- _GIVEN INSTRUCTION_
Each record must be retyped in full. No character may differ.
+-------+
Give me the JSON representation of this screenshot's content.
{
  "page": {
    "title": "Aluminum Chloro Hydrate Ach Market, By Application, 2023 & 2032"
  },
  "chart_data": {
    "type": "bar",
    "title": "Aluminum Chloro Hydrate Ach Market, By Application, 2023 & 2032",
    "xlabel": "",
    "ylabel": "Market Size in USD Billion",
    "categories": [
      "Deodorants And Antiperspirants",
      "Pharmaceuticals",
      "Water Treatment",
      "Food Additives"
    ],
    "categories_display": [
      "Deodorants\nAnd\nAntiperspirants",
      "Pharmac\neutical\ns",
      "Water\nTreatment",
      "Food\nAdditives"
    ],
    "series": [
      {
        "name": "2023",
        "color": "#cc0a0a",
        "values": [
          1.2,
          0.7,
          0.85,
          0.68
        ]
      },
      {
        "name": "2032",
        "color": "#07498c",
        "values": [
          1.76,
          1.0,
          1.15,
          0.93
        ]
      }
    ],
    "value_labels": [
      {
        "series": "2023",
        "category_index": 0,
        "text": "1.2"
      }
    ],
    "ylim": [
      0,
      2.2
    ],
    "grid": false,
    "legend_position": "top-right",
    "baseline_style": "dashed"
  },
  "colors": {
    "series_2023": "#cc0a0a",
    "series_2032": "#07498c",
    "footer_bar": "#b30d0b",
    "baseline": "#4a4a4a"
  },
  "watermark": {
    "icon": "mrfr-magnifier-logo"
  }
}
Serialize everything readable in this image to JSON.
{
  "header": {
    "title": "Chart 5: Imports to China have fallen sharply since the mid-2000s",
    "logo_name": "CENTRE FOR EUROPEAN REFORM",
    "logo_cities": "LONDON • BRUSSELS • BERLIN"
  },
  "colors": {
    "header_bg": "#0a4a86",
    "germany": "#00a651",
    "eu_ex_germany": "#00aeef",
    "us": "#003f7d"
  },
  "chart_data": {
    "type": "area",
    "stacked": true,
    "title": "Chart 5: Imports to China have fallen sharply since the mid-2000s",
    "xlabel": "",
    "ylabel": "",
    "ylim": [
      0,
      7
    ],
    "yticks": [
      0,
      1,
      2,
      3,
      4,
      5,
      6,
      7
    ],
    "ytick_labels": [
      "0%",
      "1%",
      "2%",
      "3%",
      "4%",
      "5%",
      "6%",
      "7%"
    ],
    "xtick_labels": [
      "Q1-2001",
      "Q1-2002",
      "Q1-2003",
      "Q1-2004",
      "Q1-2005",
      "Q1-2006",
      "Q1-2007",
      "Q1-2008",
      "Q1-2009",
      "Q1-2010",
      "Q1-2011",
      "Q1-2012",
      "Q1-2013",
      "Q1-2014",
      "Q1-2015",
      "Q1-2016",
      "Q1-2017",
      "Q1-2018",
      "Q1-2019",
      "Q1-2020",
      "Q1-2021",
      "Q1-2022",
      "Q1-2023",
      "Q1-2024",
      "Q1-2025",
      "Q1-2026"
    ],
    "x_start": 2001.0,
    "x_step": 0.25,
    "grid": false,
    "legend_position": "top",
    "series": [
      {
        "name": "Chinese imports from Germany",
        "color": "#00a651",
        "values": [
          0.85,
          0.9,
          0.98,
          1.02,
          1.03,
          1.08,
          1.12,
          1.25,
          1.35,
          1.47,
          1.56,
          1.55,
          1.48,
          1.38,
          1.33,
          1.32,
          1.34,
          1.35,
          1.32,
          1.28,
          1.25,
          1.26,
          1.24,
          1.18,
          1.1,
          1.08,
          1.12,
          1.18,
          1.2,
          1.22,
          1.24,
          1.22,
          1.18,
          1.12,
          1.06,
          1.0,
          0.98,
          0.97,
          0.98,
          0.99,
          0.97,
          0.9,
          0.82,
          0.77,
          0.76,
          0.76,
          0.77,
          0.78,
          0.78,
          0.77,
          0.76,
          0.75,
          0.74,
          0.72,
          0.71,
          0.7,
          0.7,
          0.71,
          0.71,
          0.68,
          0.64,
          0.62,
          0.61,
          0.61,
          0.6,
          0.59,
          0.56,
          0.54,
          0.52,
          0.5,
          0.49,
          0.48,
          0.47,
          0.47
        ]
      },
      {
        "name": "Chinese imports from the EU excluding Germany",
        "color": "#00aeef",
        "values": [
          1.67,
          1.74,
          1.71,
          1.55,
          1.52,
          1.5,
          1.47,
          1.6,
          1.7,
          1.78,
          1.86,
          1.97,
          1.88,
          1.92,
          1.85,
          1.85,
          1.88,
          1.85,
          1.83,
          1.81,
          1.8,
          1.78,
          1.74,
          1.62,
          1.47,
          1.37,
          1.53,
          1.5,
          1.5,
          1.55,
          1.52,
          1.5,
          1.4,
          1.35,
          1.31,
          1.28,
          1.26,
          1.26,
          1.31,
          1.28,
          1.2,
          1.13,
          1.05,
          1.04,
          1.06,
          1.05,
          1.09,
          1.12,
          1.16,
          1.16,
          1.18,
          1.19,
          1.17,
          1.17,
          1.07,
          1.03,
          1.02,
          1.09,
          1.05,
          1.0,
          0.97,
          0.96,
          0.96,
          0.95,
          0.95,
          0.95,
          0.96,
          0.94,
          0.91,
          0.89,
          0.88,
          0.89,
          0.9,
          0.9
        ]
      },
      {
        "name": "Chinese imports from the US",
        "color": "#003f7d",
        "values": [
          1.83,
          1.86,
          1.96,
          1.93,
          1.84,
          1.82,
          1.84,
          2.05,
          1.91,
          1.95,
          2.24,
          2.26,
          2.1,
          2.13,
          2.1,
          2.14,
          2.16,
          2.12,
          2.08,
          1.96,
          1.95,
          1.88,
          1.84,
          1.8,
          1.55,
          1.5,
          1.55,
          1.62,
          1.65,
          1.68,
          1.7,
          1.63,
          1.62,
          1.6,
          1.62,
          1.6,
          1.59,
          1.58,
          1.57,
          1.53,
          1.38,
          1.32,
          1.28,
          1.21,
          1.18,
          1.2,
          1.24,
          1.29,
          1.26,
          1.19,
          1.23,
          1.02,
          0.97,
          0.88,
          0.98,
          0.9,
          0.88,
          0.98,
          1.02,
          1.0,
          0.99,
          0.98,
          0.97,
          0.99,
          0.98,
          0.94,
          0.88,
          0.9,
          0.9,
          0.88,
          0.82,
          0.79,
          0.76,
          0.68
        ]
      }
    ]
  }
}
+-------+
- _ANSWER TO THIS PROBLEM_
Give me the JSON representation of this screenshot's content.
{
  "page": {
    "title": "Aluminum Chloro Hydrate Ach Market, By Application, 2023 & 2032"
  },
  "chart_data": {
    "type": "bar",
    "title": "Aluminum Chloro Hydrate Ach Market, By Application, 2023 & 2032",
    "xlabel": "",
    "ylabel": "Market Size in USD Billion",
    "categories": [
      "Deodorants And Antiperspirants",
      "Pharmaceuticals",
      "Water Treatment",
      "Food Additives"
    ],
    "categories_display": [
      "Deodorants\nAnd\nAntiperspirants",
      "Pharmac\neutical\ns",
      "Water\nTreatment",
      "Food\nAdditives"
    ],
    "series": [
      {
        "name": "2023",
        "color": "#cc0a0a",
        "values": [
          1.2,
          0.7,
          0.85,
          0.68
        ]
      },
      {
        "name": "2032",
        "color": "#07498c",
        "values": [
          1.76,
          1.0,
          1.15,
          0.93
        ]
      }
    ],
    "value_labels": [
      {
        "series": "2023",
        "category_index": 0,
        "text": "1.2"
      }
    ],
    "ylim": [
      0,
      2.2
    ],
    "grid": false,
    "legend_position": "top-right",
    "baseline_style": "dashed"
  },
  "colors": {
    "series_2023": "#cc0a0a",
    "series_2032": "#07498c",
    "footer_bar": "#b30d0b",
    "baseline": "#4a4a4a"
  },
  "watermark": {
    "icon": "mrfr-magnifier-logo"
  }
}
Serialize everything readable in this image to JSON.
{
  "header": {
    "title": "Chart 5: Imports to China have fallen sharply since the mid-2000s",
    "logo_name": "CENTRE FOR EUROPEAN REFORM",
    "logo_cities": "LONDON • BRUSSELS • BERLIN"
  },
  "colors": {
    "header_bg": "#0a4a86",
    "germany": "#00a651",
    "eu_ex_germany": "#00aeef",
    "us": "#003f7d"
  },
  "chart_data": {
    "type": "area",
    "stacked": true,
    "title": "Chart 5: Imports to China have fallen sharply since the mid-2000s",
    "xlabel": "",
    "ylabel": "",
    "ylim": [
      0,
      7
    ],
    "yticks": [
      0,
      1,
      2,
      3,
      4,
      5,
      6,
      7
    ],
    "ytick_labels": [
      "0%",
      "1%",
      "2%",
      "3%",
      "4%",
      "5%",
      "6%",
      "7%"
    ],
    "xtick_labels": [
      "Q1-2001",
      "Q1-2002",
      "Q1-2003",
      "Q1-2004",
      "Q1-2005",
      "Q1-2006",
      "Q1-2007",
      "Q1-2008",
      "Q1-2009",
      "Q1-2010",
      "Q1-2011",
      "Q1-2012",
      "Q1-2013",
      "Q1-2014",
      "Q1-2015",
      "Q1-2016",
      "Q1-2017",
      "Q1-2018",
      "Q1-2019",
      "Q1-2020",
      "Q1-2021",
      "Q1-2022",
      "Q1-2023",
      "Q1-2024",
      "Q1-2025",
      "Q1-2026"
    ],
    "x_start": 2001.0,
    "x_step": 0.25,
    "grid": false,
    "legend_position": "top",
    "series": [
      {
        "name": "Chinese imports from Germany",
        "color": "#00a651",
        "values": [
          0.85,
          0.9,
          0.98,
          1.02,
          1.03,
          1.08,
          1.12,
          1.25,
          1.35,
          1.47,
          1.56,
          1.55,
          1.48,
          1.38,
          1.33,
          1.32,
          1.34,
          1.35,
          1.32,
          1.28,
          1.25,
          1.26,
          1.24,
          1.18,
          1.1,
          1.08,
          1.12,
          1.18,
          1.2,
          1.22,
          1.24,
          1.22,
          1.18,
          1.12,
          1.06,
          1.0,
          0.98,
          0.97,
          0.98,
          0.99,
          0.97,
          0.9,
          0.82,
          0.77,
          0.76,
          0.76,
          0.77,
          0.78,
          0.78,
          0.77,
          0.76,
          0.75,
          0.74,
          0.72,
          0.71,
          0.7,
          0.7,
          0.71,
          0.71,
          0.68,
          0.64,
          0.62,
          0.61,
          0.61,
          0.6,
          0.59,
          0.56,
          0.54,
          0.52,
          0.5,
          0.49,
          0.48,
          0.47,
          0.47
        ]
      },
      {
        "name": "Chinese imports from the EU excluding Germany",
        "color": "#00aeef",
        "values": [
          1.67,
          1.74,
          1.71,
          1.55,
          1.52,
          1.5,
          1.47,
          1.6,
          1.7,
          1.78,
          1.86,
          1.97,
          1.88,
          1.92,
          1.85,
          1.85,
          1.88,
          1.85,
          1.83,
          1.81,
          1.8,
          1.78,
          1.74,
          1.62,
          1.47,
          1.37,
          1.53,
          1.5,
          1.5,
          1.55,
          1.52,
          1.5,
          1.4,
          1.35,
          1.31,
          1.28,
          1.26,
          1.26,
          1.31,
          1.28,
          1.2,
          1.13,
          1.05,
          1.04,
          1.06,
          1.05,
          1.09,
          1.12,
          1.16,
          1.16,
          1.18,
          1.19,
          1.17,
          1.17,
          1.07,
          1.03,
          1.02,
          1.09,
          1.05,
          1.0,
          0.97,
          0.96,
          0.96,
          0.95,
          0.95,
          0.95,
          0.96,
          0.94,
          0.91,
          0.89,
          0.88,
          0.89,
          0.9,
          0.9
        ]
      },
      {
        "name": "Chinese imports from the US",
        "color": "#003f7d",
        "values": [
          1.83,
          1.86,
          1.96,
          1.93,
          1.84,
          1.82,
          1.84,
          2.05,
          1.91,
          1.95,
          2.24,
          2.26,
          2.1,
          2.13,
          2.1,
          2.14,
          2.16,
          2.12,
          2.08,
          1.96,
          1.95,
          1.88,
          1.84,
          1.8,
          1.55,
          1.5,
          1.55,
          1.62,
          1.65,
          1.68,
          1.7,
          1.63,
          1.62,
          1.6,
          1.62,
          1.6,
          1.59,
          1.58,
          1.57,
          1.53,
          1.38,
          1.32,
          1.28,
          1.21,
          1.18,
          1.2,
          1.24,
          1.29,
          1.26,
          1.19,
          1.23,
          1.02,
          0.97,
          0.88,
          0.98,
          0.9,
          0.88,
          0.98,
          1.02,
          1.0,
          0.99,
          0.98,
          0.97,
          0.99,
          0.98,
          0.94,
          0.88,
          0.9,
          0.9,
          0.88,
          0.82,
          0.79,
          0.76,
          0.68
        ]
      }
    ]
  }
}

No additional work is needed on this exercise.